(Dataset excerpt)

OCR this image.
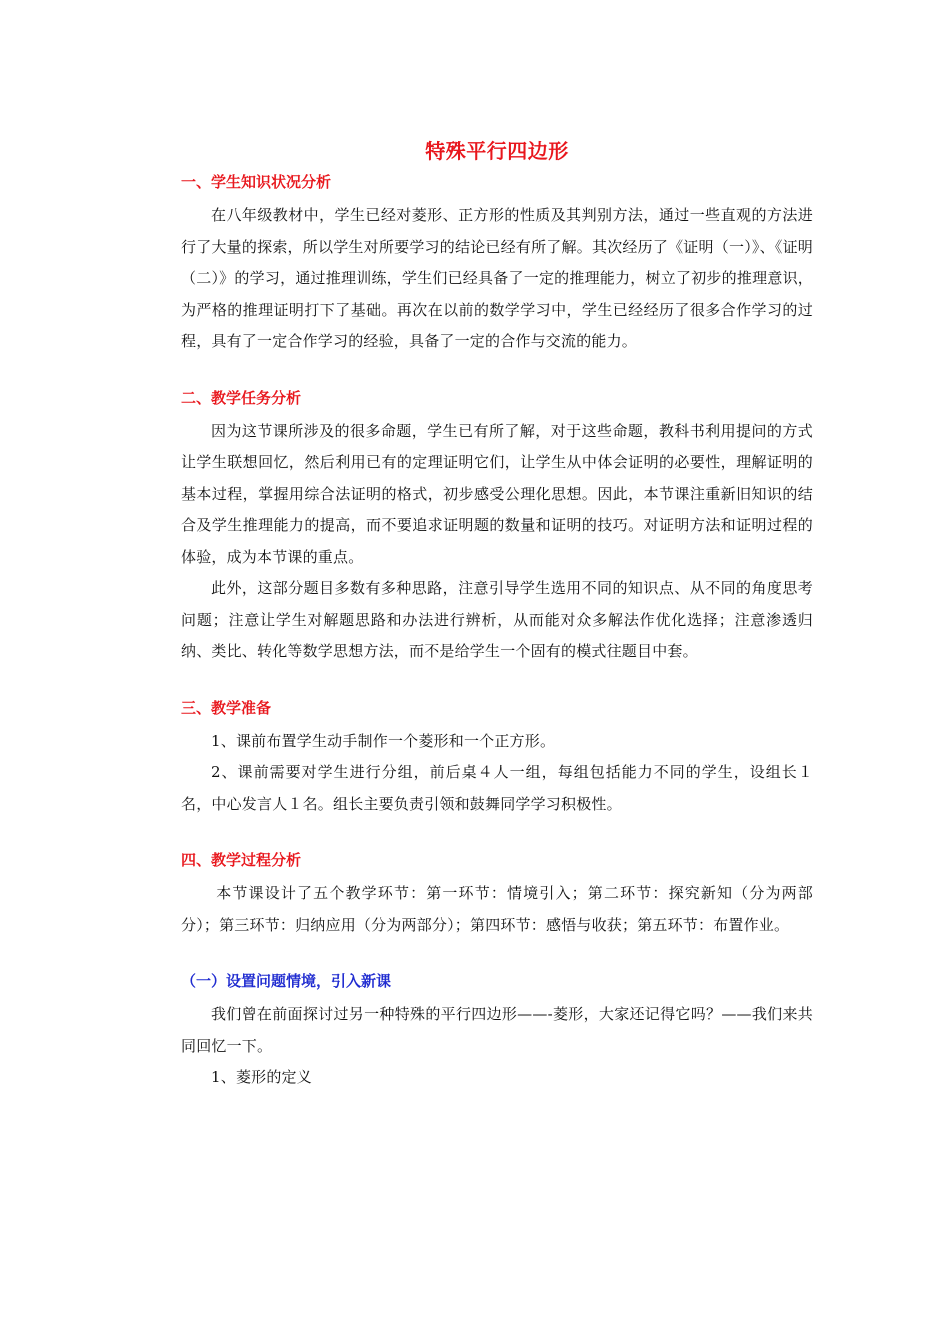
特殊平行四边形
一、学生知识状况分析

在八年级教材中，学生已经对菱形、正方形的性质及其判别方法，通过一些直观的方法进行了大量的探索，所以学生对所要学习的结论已经有所了解。其次经历了《证明（一）》、《证明（二）》的学习，通过推理训练，学生们已经具备了一定的推理能力，树立了初步的推理意识，为严格的推理证明打下了基础。再次在以前的数学学习中，学生已经经历了很多合作学习的过程，具有了一定合作学习的经验，具备了一定的合作与交流的能力。

二、教学任务分析

因为这节课所涉及的很多命题，学生已有所了解，对于这些命题，教科书利用提问的方式让学生联想回忆，然后利用已有的定理证明它们，让学生从中体会证明的必要性，理解证明的基本过程，掌握用综合法证明的格式，初步感受公理化思想。因此，本节课注重新旧知识的结合及学生推理能力的提高，而不要追求证明题的数量和证明的技巧。对证明方法和证明过程的体验，成为本节课的重点。

此外，这部分题目多数有多种思路，注意引导学生选用不同的知识点、从不同的角度思考问题；注意让学生对解题思路和办法进行辨析，从而能对众多解法作优化选择；注意渗透归纳、类比、转化等数学思想方法，而不是给学生一个固有的模式往题目中套。

三、教学准备

1、课前布置学生动手制作一个菱形和一个正方形。

2、课前需要对学生进行分组，前后桌４人一组，每组包括能力不同的学生，设组长１名，中心发言人１名。组长主要负责引领和鼓舞同学学习积极性。

四、教学过程分析

本节课设计了五个教学环节：第一环节：情境引入；第二环节：探究新知（分为两部分）；第三环节：归纳应用（分为两部分）；第四环节：感悟与收获；第五环节：布置作业。

（一）设置问题情境，引入新课

我们曾在前面探讨过另一种特殊的平行四边形——-菱形，大家还记得它吗？——我们来共同回忆一下。

1、菱形的定义
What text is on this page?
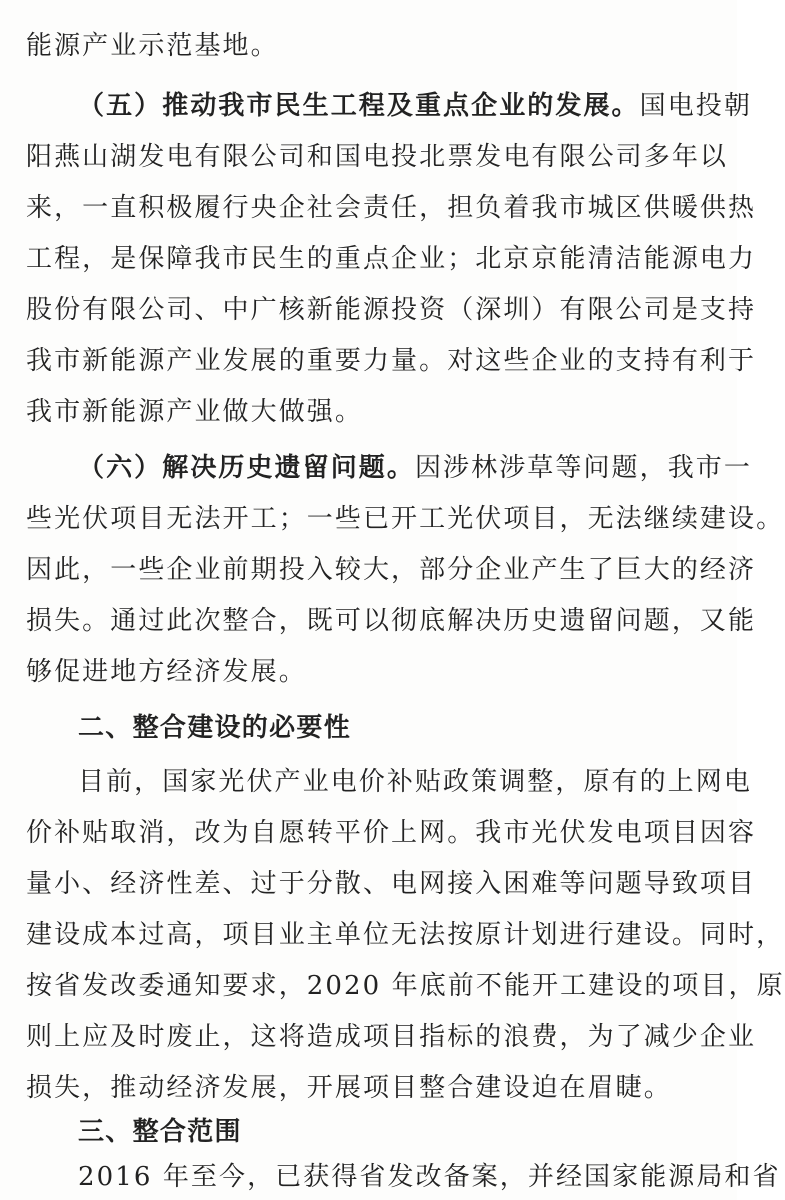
能源产业示范基地。
（五）推动我市民生工程及重点企业的发展。国电投朝
阳燕山湖发电有限公司和国电投北票发电有限公司多年以
来，一直积极履行央企社会责任，担负着我市城区供暖供热
工程，是保障我市民生的重点企业；北京京能清洁能源电力
股份有限公司、中广核新能源投资（深圳）有限公司是支持
我市新能源产业发展的重要力量。对这些企业的支持有利于
我市新能源产业做大做强。
（六）解决历史遗留问题。因涉林涉草等问题，我市一
些光伏项目无法开工；一些已开工光伏项目，无法继续建设。
因此，一些企业前期投入较大，部分企业产生了巨大的经济
损失。通过此次整合，既可以彻底解决历史遗留问题，又能
够促进地方经济发展。
二、整合建设的必要性
目前，国家光伏产业电价补贴政策调整，原有的上网电
价补贴取消，改为自愿转平价上网。我市光伏发电项目因容
量小、经济性差、过于分散、电网接入困难等问题导致项目
建设成本过高，项目业主单位无法按原计划进行建设。同时，
按省发改委通知要求，2020 年底前不能开工建设的项目，原
则上应及时废止，这将造成项目指标的浪费，为了减少企业
损失，推动经济发展，开展项目整合建设迫在眉睫。
三、整合范围
2016 年至今，已获得省发改备案，并经国家能源局和省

▶ [TO DO] Using the records above, output their complete text exactly, minus any images.

▶ [OUTPUT BELOW]
OCR this image.
特殊平行四边形
一、学生知识状况分析

在八年级教材中，学生已经对菱形、正方形的性质及其判别方法，通过一些直观的方法进行了大量的探索，所以学生对所要学习的结论已经有所了解。其次经历了《证明（一）》、《证明（二）》的学习，通过推理训练，学生们已经具备了一定的推理能力，树立了初步的推理意识，为严格的推理证明打下了基础。再次在以前的数学学习中，学生已经经历了很多合作学习的过程，具有了一定合作学习的经验，具备了一定的合作与交流的能力。

二、教学任务分析

因为这节课所涉及的很多命题，学生已有所了解，对于这些命题，教科书利用提问的方式让学生联想回忆，然后利用已有的定理证明它们，让学生从中体会证明的必要性，理解证明的基本过程，掌握用综合法证明的格式，初步感受公理化思想。因此，本节课注重新旧知识的结合及学生推理能力的提高，而不要追求证明题的数量和证明的技巧。对证明方法和证明过程的体验，成为本节课的重点。

此外，这部分题目多数有多种思路，注意引导学生选用不同的知识点、从不同的角度思考问题；注意让学生对解题思路和办法进行辨析，从而能对众多解法作优化选择；注意渗透归纳、类比、转化等数学思想方法，而不是给学生一个固有的模式往题目中套。

三、教学准备

1、课前布置学生动手制作一个菱形和一个正方形。

2、课前需要对学生进行分组，前后桌４人一组，每组包括能力不同的学生，设组长１名，中心发言人１名。组长主要负责引领和鼓舞同学学习积极性。

四、教学过程分析

本节课设计了五个教学环节：第一环节：情境引入；第二环节：探究新知（分为两部分）；第三环节：归纳应用（分为两部分）；第四环节：感悟与收获；第五环节：布置作业。

（一）设置问题情境，引入新课

我们曾在前面探讨过另一种特殊的平行四边形——-菱形，大家还记得它吗？——我们来共同回忆一下。

1、菱形的定义
What text is on this page?
能源产业示范基地。
（五）推动我市民生工程及重点企业的发展。国电投朝
阳燕山湖发电有限公司和国电投北票发电有限公司多年以
来，一直积极履行央企社会责任，担负着我市城区供暖供热
工程，是保障我市民生的重点企业；北京京能清洁能源电力
股份有限公司、中广核新能源投资（深圳）有限公司是支持
我市新能源产业发展的重要力量。对这些企业的支持有利于
我市新能源产业做大做强。
（六）解决历史遗留问题。因涉林涉草等问题，我市一
些光伏项目无法开工；一些已开工光伏项目，无法继续建设。
因此，一些企业前期投入较大，部分企业产生了巨大的经济
损失。通过此次整合，既可以彻底解决历史遗留问题，又能
够促进地方经济发展。
二、整合建设的必要性
目前，国家光伏产业电价补贴政策调整，原有的上网电
价补贴取消，改为自愿转平价上网。我市光伏发电项目因容
量小、经济性差、过于分散、电网接入困难等问题导致项目
建设成本过高，项目业主单位无法按原计划进行建设。同时，
按省发改委通知要求，2020 年底前不能开工建设的项目，原
则上应及时废止，这将造成项目指标的浪费，为了减少企业
损失，推动经济发展，开展项目整合建设迫在眉睫。
三、整合范围
2016 年至今，已获得省发改备案，并经国家能源局和省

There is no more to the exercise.